→ **Work to complete**
Tell me how many lines hold "воды", please, using only the number.

→ **Data lines**
= = =

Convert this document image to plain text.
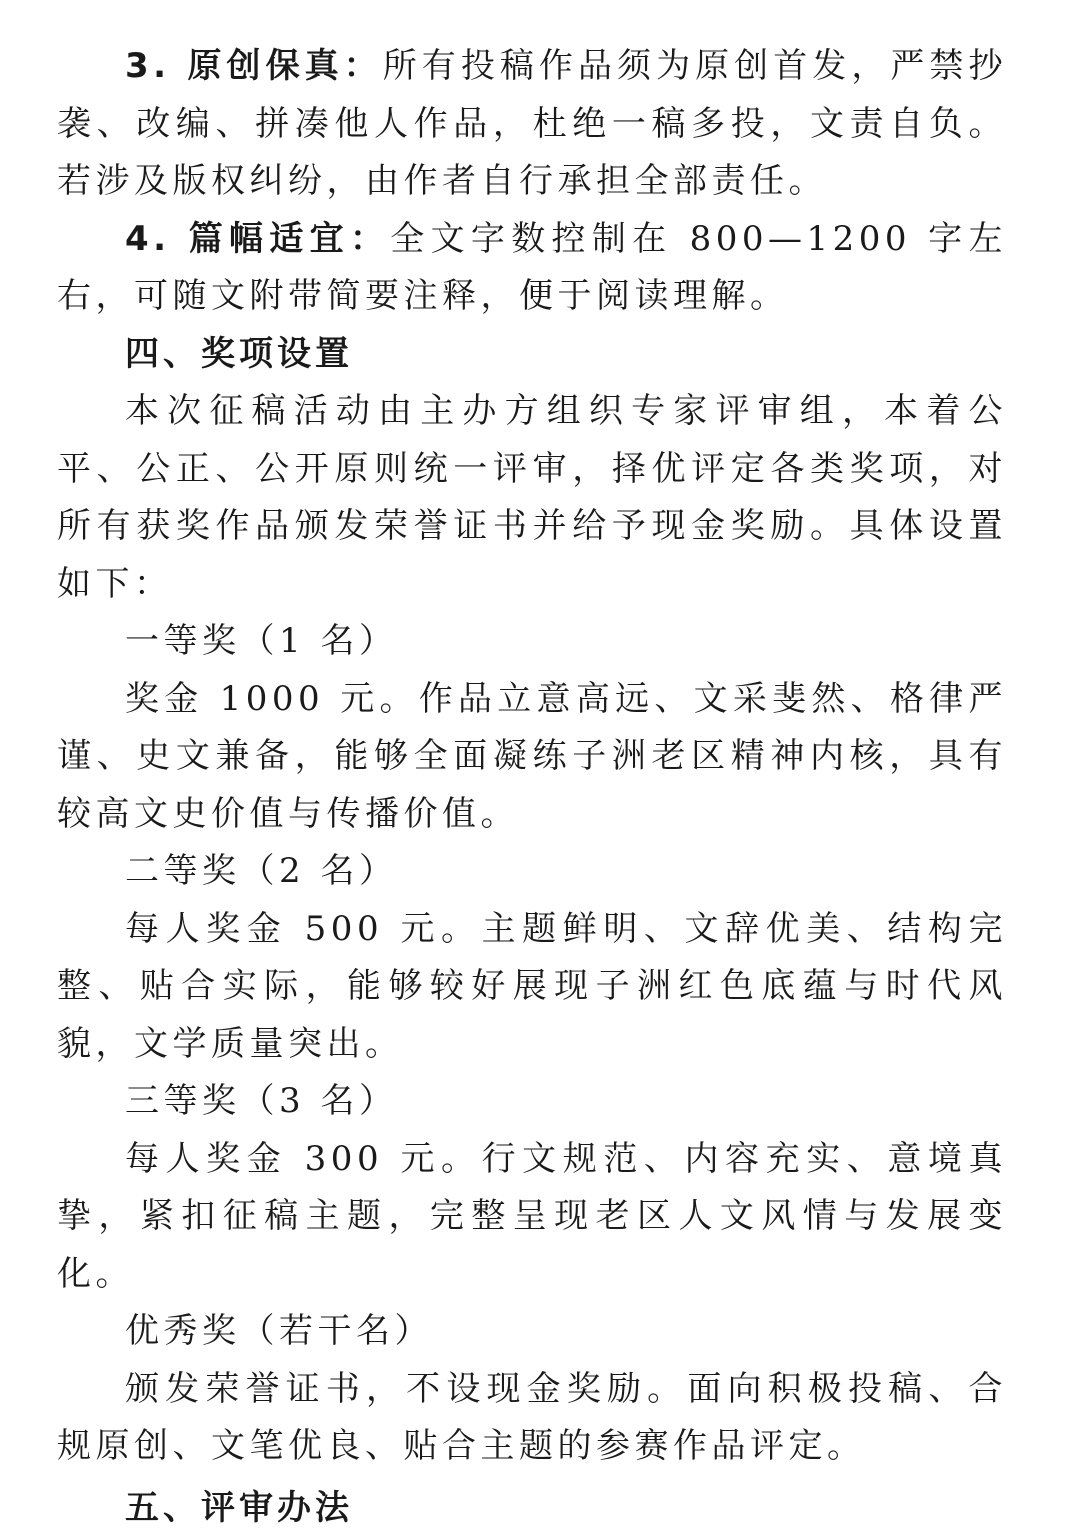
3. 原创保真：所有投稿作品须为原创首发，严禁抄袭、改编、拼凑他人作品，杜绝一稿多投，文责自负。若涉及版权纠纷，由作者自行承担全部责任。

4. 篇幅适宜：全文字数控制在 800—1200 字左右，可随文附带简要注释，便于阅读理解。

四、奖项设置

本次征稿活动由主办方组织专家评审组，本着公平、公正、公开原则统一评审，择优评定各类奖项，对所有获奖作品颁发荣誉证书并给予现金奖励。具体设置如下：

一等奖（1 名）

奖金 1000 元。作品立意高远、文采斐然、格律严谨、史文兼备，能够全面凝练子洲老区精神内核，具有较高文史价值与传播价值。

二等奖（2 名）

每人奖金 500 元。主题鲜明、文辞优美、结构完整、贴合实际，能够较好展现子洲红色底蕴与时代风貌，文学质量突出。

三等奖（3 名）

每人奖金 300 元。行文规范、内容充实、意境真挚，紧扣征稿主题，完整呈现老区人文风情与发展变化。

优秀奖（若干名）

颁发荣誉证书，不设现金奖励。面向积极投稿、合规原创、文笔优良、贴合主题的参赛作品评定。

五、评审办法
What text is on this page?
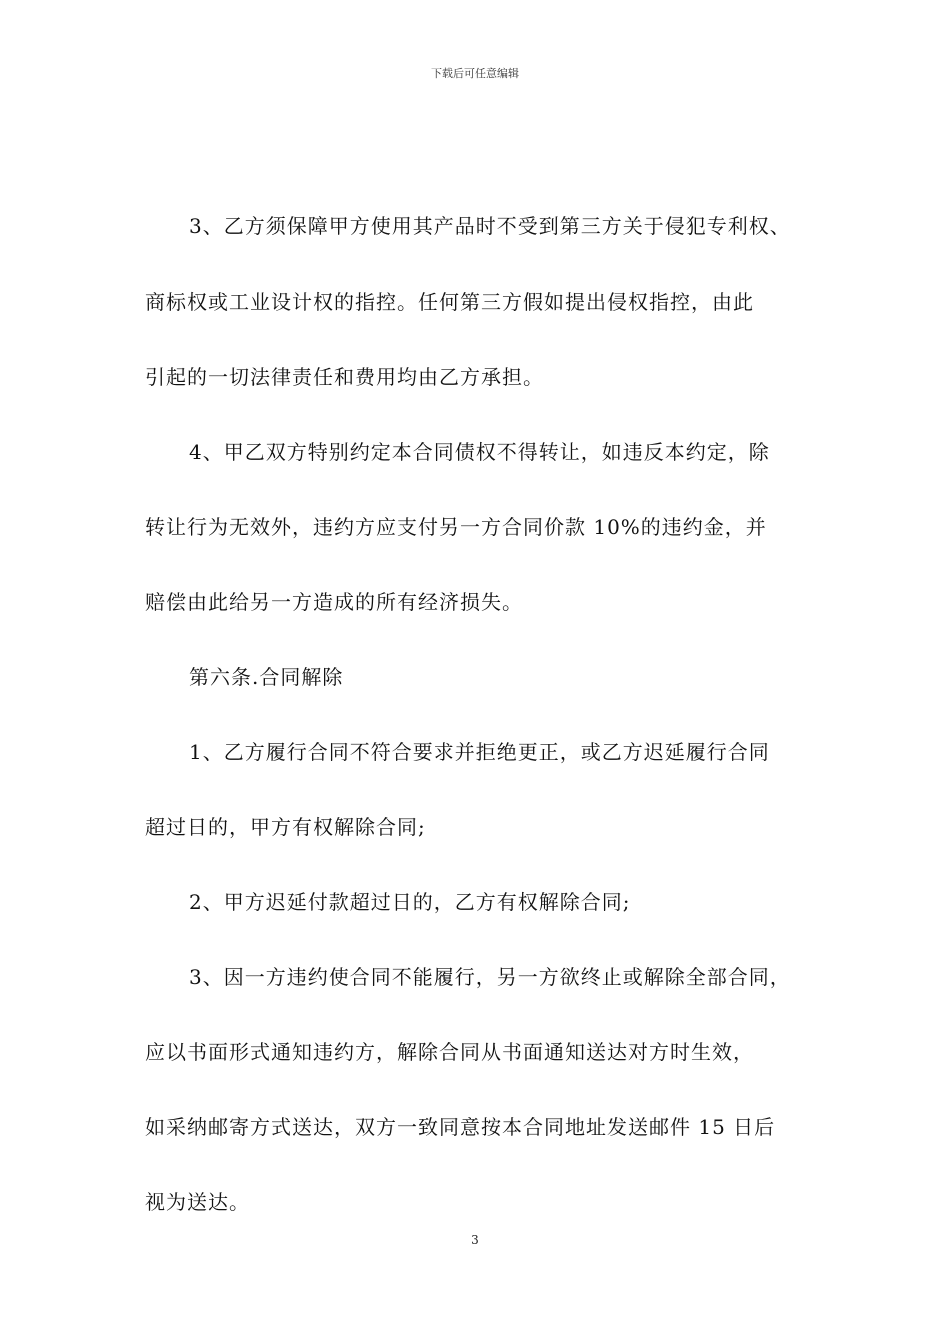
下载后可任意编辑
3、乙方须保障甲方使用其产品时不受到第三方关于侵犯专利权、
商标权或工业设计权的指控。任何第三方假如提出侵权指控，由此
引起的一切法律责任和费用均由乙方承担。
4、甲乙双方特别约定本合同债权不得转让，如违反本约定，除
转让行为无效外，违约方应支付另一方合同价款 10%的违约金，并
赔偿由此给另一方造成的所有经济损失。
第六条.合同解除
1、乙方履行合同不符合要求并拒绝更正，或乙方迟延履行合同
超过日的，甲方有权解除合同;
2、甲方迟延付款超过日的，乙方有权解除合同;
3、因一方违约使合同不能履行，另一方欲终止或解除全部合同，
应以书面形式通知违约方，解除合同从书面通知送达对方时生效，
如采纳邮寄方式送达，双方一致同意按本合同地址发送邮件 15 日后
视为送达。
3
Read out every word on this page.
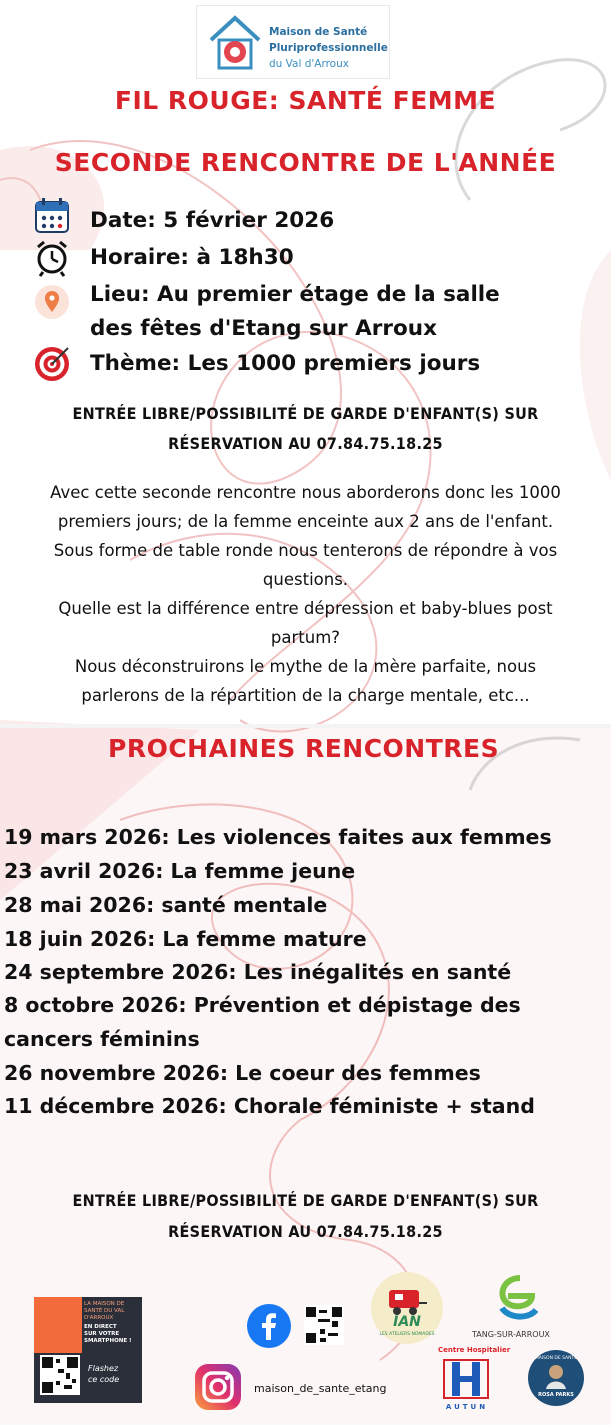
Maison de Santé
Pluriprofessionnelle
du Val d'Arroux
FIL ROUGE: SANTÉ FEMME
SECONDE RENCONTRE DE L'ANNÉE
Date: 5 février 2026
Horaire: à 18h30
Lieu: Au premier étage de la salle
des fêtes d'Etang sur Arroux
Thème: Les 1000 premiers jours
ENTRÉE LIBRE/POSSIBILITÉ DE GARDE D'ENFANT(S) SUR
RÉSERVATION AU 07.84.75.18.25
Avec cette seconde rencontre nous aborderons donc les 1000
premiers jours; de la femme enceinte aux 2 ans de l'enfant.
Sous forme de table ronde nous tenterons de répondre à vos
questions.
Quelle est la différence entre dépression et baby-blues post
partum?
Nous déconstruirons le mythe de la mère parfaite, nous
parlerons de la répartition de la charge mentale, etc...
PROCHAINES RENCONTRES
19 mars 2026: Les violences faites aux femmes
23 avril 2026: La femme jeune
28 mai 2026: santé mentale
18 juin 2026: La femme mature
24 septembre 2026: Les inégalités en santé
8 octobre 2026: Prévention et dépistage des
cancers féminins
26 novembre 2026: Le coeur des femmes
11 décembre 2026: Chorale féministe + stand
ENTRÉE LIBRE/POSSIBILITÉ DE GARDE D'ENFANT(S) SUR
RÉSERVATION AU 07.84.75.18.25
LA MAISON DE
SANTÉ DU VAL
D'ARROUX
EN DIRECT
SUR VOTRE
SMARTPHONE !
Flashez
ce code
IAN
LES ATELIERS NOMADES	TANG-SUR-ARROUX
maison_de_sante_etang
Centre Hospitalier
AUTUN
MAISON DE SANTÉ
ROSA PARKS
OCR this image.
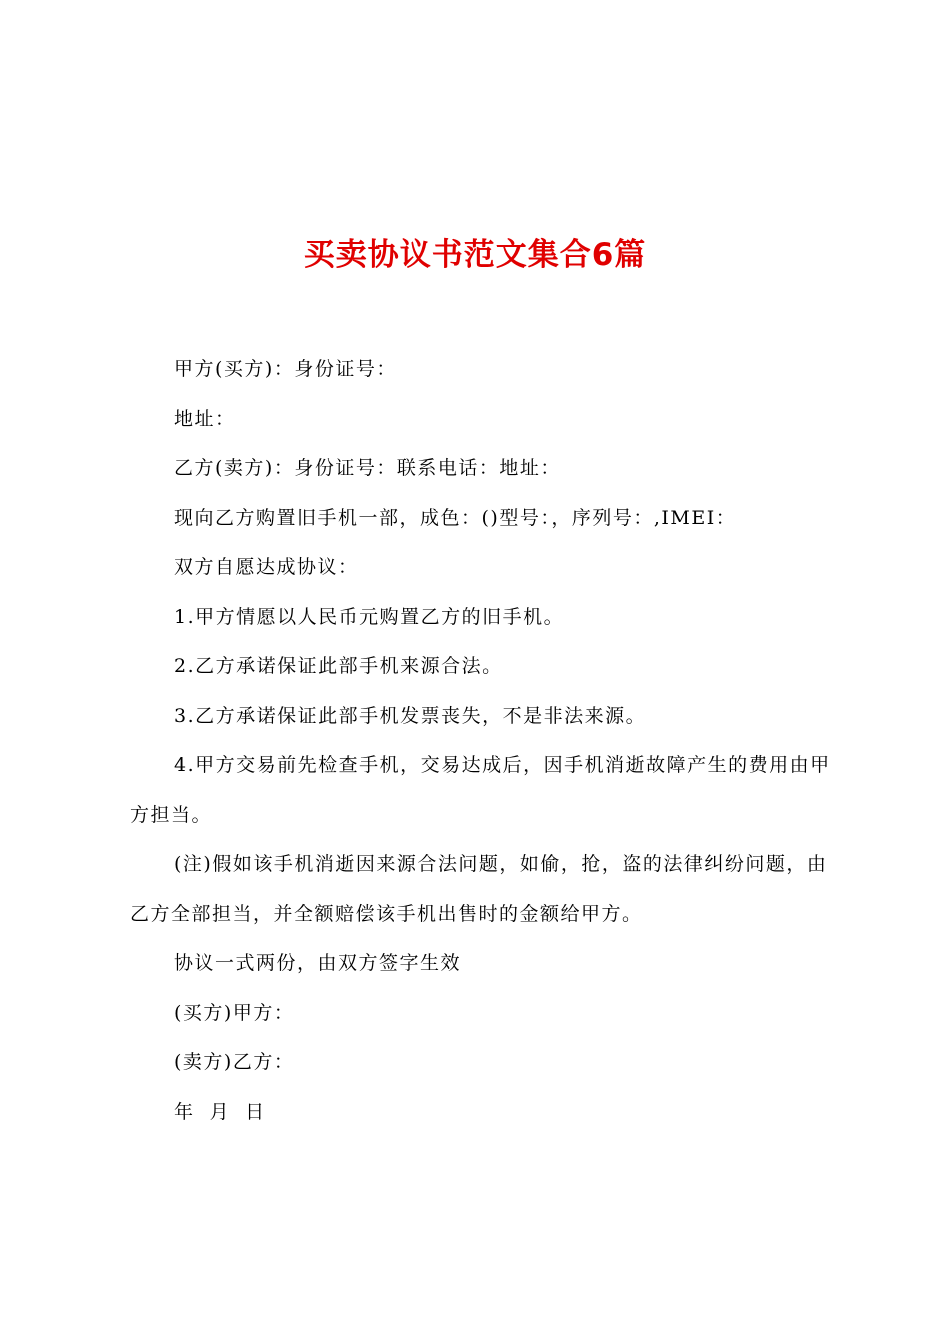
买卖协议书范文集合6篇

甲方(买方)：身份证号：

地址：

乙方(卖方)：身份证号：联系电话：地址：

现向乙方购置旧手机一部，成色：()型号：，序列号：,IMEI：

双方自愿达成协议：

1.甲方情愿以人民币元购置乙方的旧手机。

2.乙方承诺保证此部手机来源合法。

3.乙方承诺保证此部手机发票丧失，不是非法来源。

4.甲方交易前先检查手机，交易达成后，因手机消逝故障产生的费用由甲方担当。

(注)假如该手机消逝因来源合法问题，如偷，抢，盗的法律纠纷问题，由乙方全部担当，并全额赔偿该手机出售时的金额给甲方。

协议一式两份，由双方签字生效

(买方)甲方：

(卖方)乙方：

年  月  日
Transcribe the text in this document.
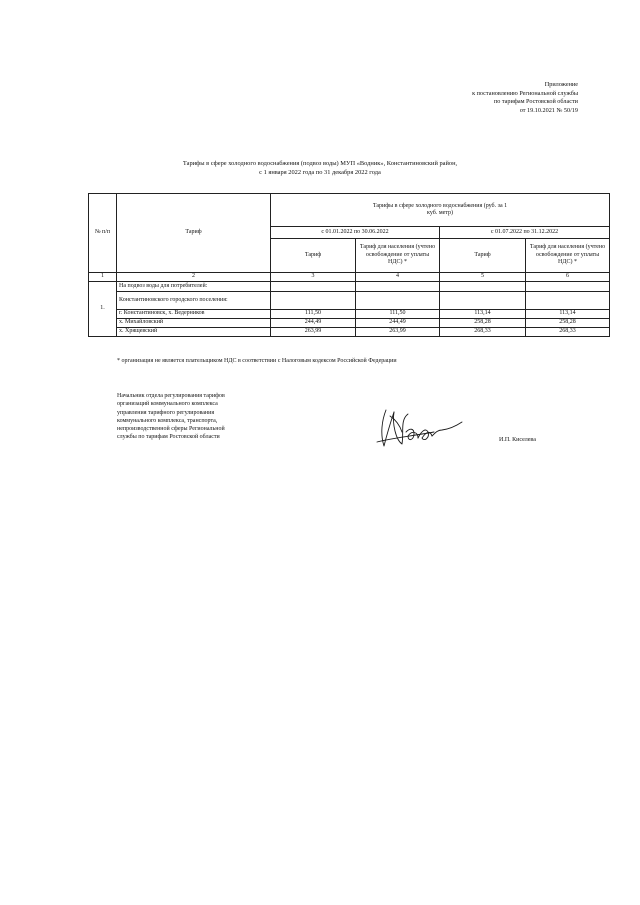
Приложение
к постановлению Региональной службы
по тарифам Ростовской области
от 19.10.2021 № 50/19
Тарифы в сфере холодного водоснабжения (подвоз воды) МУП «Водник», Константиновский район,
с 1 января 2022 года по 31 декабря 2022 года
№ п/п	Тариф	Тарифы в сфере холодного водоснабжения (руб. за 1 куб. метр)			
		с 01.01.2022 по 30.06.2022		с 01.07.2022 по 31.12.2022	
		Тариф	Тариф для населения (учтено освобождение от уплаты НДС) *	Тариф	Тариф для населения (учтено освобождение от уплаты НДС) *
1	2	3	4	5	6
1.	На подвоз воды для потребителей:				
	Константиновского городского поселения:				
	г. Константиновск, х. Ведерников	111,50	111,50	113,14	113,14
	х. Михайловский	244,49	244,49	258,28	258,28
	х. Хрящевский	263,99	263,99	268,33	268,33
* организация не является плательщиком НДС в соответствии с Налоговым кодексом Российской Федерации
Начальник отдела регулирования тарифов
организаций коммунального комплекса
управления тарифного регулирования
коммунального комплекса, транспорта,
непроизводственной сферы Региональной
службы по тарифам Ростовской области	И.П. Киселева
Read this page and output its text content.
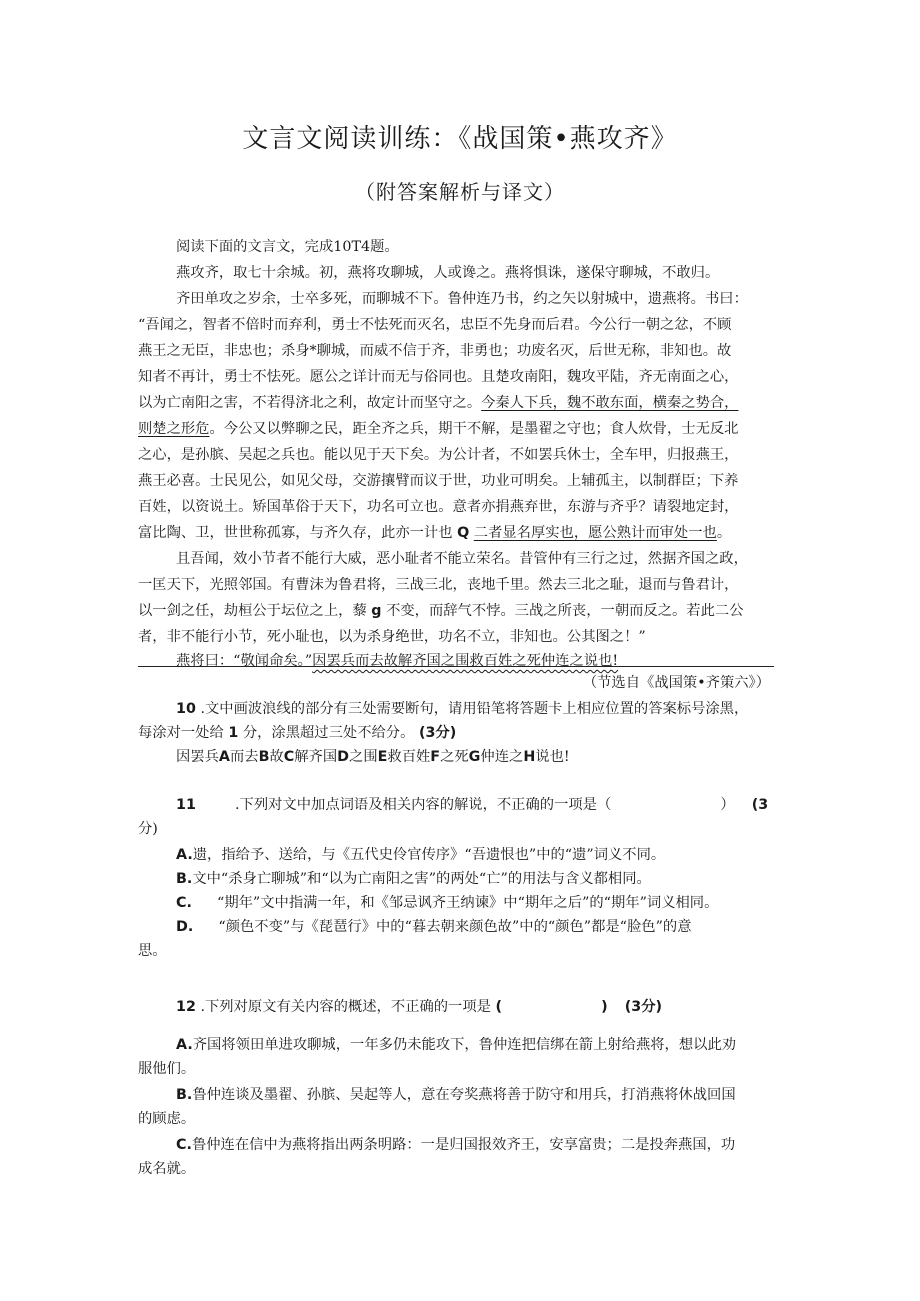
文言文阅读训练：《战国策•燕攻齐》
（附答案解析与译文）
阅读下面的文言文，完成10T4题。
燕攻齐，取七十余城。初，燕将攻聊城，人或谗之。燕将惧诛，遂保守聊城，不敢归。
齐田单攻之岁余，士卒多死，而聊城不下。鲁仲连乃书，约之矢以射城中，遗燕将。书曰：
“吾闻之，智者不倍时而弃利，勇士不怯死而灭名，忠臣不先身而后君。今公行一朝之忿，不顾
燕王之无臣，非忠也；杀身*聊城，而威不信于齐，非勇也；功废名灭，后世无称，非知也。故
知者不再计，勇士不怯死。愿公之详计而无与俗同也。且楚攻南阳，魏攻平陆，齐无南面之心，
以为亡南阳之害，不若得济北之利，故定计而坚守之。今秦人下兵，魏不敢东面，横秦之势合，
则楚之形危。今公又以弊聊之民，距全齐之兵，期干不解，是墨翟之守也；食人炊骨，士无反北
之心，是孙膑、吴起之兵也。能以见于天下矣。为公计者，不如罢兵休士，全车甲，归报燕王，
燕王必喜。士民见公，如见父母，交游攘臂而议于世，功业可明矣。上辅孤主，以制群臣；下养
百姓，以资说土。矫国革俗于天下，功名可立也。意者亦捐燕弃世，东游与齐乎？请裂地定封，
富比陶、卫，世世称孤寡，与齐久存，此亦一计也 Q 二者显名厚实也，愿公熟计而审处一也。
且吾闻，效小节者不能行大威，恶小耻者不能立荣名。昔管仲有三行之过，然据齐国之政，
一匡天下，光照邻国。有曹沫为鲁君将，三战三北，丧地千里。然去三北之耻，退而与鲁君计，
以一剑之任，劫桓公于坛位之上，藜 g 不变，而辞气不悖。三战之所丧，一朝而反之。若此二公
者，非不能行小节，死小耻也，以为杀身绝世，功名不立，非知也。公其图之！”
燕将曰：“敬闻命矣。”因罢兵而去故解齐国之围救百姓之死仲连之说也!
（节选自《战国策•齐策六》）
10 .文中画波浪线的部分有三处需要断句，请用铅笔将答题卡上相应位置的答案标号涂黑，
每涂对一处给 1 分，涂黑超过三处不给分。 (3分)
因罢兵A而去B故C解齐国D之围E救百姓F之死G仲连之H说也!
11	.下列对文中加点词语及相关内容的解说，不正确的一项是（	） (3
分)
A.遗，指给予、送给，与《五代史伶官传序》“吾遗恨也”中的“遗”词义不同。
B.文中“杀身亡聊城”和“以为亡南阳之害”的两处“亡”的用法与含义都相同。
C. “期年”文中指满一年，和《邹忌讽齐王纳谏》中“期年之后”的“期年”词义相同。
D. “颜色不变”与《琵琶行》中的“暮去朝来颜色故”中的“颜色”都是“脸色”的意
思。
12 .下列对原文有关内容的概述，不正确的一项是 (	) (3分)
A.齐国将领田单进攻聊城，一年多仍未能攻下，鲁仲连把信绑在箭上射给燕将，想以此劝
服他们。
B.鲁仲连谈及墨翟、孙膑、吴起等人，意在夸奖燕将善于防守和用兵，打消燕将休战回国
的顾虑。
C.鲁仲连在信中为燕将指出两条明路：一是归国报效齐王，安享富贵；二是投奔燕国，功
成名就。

= = =

→ **Exercise output**
2